◆ EXERCISE DIRECTIONS:
Copy only this range: the line with "Read the values" through the final line of the material, inclusive at both ends.

◆ DATA PROVIDED:
□ □ □

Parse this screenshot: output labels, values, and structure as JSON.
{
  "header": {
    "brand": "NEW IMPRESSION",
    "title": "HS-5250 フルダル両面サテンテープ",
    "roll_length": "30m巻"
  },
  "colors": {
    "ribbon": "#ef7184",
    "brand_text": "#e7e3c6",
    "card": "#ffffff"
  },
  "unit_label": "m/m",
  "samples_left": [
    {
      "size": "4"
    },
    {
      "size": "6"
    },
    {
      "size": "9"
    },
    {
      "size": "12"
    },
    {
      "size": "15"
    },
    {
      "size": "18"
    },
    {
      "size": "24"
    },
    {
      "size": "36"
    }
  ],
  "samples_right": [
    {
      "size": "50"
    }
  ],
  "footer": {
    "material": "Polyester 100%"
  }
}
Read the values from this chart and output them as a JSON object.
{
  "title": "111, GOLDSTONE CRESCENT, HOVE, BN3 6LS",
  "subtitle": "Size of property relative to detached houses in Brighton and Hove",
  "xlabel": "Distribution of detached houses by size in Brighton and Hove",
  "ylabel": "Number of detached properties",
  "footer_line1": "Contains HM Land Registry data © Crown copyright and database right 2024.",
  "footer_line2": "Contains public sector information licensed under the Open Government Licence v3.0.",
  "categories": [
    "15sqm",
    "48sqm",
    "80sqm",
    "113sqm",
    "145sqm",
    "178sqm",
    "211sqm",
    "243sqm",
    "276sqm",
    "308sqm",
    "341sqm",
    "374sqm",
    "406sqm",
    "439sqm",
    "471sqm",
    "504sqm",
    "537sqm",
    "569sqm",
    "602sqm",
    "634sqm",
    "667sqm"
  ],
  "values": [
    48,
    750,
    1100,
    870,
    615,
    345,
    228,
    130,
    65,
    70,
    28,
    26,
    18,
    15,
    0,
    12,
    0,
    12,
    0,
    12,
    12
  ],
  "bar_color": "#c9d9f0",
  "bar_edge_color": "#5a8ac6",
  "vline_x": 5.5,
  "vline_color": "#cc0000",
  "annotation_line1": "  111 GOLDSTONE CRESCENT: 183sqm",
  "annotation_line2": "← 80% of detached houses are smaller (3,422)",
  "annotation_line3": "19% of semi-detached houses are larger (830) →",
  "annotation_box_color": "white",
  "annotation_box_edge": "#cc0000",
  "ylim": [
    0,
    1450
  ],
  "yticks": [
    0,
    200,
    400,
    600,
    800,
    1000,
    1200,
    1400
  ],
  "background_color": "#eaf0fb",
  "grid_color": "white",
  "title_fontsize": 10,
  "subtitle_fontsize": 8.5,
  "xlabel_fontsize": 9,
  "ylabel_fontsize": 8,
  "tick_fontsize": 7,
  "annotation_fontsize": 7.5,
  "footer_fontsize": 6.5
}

□ □ □

◆ ANSWER FOR THE TASK:
Read the values from this chart and output them as a JSON object.
{
  "title": "111, GOLDSTONE CRESCENT, HOVE, BN3 6LS",
  "subtitle": "Size of property relative to detached houses in Brighton and Hove",
  "xlabel": "Distribution of detached houses by size in Brighton and Hove",
  "ylabel": "Number of detached properties",
  "footer_line1": "Contains HM Land Registry data © Crown copyright and database right 2024.",
  "footer_line2": "Contains public sector information licensed under the Open Government Licence v3.0.",
  "categories": [
    "15sqm",
    "48sqm",
    "80sqm",
    "113sqm",
    "145sqm",
    "178sqm",
    "211sqm",
    "243sqm",
    "276sqm",
    "308sqm",
    "341sqm",
    "374sqm",
    "406sqm",
    "439sqm",
    "471sqm",
    "504sqm",
    "537sqm",
    "569sqm",
    "602sqm",
    "634sqm",
    "667sqm"
  ],
  "values": [
    48,
    750,
    1100,
    870,
    615,
    345,
    228,
    130,
    65,
    70,
    28,
    26,
    18,
    15,
    0,
    12,
    0,
    12,
    0,
    12,
    12
  ],
  "bar_color": "#c9d9f0",
  "bar_edge_color": "#5a8ac6",
  "vline_x": 5.5,
  "vline_color": "#cc0000",
  "annotation_line1": "  111 GOLDSTONE CRESCENT: 183sqm",
  "annotation_line2": "← 80% of detached houses are smaller (3,422)",
  "annotation_line3": "19% of semi-detached houses are larger (830) →",
  "annotation_box_color": "white",
  "annotation_box_edge": "#cc0000",
  "ylim": [
    0,
    1450
  ],
  "yticks": [
    0,
    200,
    400,
    600,
    800,
    1000,
    1200,
    1400
  ],
  "background_color": "#eaf0fb",
  "grid_color": "white",
  "title_fontsize": 10,
  "subtitle_fontsize": 8.5,
  "xlabel_fontsize": 9,
  "ylabel_fontsize": 8,
  "tick_fontsize": 7,
  "annotation_fontsize": 7.5,
  "footer_fontsize": 6.5
}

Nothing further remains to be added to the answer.